→ PROMPT: Give the count of lines holding the string "randvoorwaarden" and nothing else.

==== EXCERPTED DATA ====

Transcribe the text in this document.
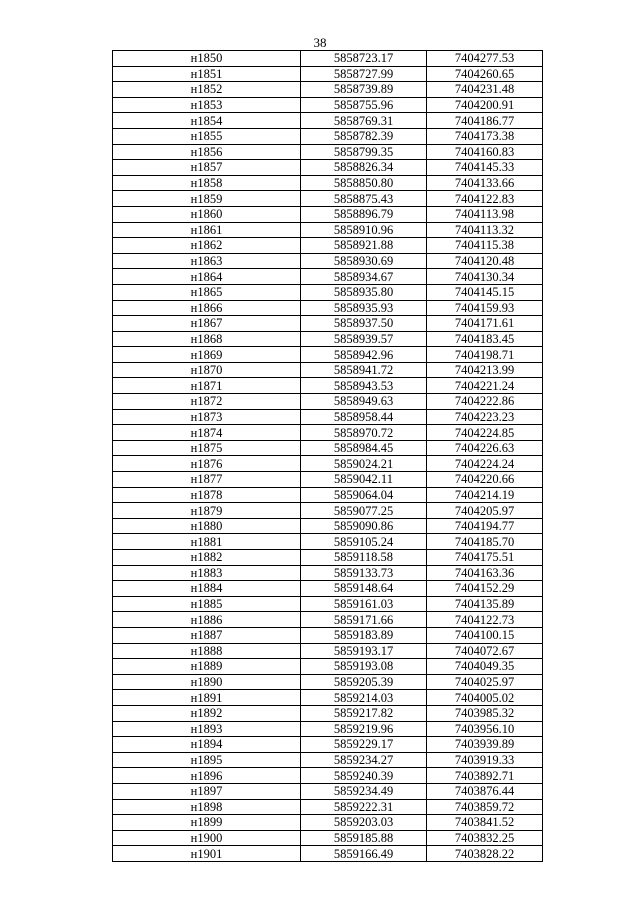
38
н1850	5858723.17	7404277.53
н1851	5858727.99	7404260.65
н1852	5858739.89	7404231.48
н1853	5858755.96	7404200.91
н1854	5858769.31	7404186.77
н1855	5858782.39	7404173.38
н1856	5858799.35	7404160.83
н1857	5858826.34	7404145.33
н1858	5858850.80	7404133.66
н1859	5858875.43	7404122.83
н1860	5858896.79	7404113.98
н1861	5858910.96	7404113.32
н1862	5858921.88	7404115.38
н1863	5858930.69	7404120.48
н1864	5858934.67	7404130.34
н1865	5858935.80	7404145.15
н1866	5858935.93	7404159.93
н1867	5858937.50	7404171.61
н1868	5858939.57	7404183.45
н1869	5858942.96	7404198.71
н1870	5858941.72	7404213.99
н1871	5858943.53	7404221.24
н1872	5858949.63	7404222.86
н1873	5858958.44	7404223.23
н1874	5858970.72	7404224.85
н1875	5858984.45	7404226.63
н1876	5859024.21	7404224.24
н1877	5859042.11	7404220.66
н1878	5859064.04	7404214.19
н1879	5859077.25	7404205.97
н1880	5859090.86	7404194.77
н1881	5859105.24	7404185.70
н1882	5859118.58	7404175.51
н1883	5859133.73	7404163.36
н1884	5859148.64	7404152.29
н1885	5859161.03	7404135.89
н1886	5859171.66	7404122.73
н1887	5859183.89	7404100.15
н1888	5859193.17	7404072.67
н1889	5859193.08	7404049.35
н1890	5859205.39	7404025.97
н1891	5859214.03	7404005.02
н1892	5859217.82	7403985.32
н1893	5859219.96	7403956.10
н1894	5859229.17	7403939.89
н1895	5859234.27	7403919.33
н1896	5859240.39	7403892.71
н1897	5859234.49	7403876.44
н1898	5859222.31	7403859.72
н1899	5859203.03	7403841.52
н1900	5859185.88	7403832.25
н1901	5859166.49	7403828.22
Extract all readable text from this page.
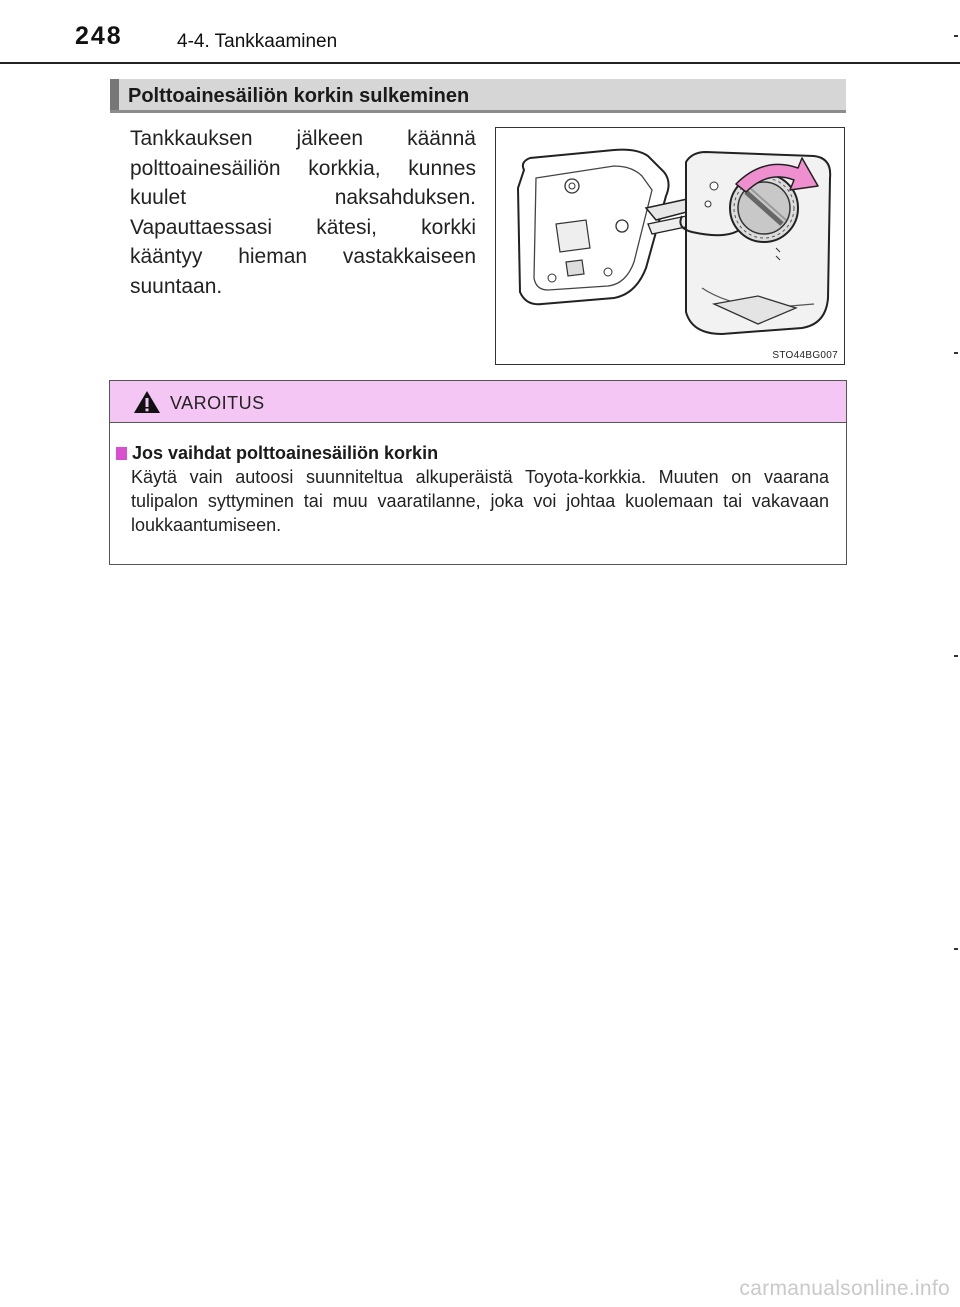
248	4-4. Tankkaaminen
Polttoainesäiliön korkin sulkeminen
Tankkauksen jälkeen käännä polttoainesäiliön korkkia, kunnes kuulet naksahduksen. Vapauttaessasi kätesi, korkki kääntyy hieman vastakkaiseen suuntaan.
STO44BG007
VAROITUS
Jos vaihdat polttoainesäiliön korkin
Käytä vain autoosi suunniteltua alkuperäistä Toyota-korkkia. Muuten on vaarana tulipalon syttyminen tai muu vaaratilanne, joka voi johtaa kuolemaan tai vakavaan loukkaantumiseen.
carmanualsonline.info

====
==== EXCERPTED DATA ====

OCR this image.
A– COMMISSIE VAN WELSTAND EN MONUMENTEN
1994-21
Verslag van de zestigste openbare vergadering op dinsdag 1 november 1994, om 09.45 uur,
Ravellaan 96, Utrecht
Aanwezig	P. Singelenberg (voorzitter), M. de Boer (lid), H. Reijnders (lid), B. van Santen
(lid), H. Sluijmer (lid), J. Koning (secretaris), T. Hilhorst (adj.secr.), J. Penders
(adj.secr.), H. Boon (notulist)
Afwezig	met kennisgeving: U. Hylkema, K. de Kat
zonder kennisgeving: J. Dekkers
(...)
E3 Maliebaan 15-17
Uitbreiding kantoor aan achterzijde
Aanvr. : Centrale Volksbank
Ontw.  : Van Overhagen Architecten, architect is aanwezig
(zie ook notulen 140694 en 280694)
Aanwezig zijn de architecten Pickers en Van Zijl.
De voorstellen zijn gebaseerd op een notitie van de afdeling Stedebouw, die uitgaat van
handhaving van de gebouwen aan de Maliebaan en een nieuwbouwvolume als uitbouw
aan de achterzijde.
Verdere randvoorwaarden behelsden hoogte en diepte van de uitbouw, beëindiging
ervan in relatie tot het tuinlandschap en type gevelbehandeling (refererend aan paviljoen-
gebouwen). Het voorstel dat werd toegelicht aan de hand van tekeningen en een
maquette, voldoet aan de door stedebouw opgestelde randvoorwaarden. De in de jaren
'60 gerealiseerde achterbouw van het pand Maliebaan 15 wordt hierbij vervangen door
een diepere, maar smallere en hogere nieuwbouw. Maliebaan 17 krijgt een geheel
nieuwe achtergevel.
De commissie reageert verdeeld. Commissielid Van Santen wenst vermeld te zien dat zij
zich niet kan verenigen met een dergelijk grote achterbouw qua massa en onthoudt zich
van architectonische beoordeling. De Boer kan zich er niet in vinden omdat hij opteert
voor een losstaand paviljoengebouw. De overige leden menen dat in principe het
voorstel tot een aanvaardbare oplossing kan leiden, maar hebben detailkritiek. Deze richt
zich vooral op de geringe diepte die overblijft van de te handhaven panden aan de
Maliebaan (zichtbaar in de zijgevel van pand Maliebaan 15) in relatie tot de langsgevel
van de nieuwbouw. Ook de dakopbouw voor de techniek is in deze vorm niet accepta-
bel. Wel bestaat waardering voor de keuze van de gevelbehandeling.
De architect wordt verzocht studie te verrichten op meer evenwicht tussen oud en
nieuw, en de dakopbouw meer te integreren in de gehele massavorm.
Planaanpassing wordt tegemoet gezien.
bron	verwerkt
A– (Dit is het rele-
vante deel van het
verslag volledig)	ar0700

====

→ THE RESPONSE: 2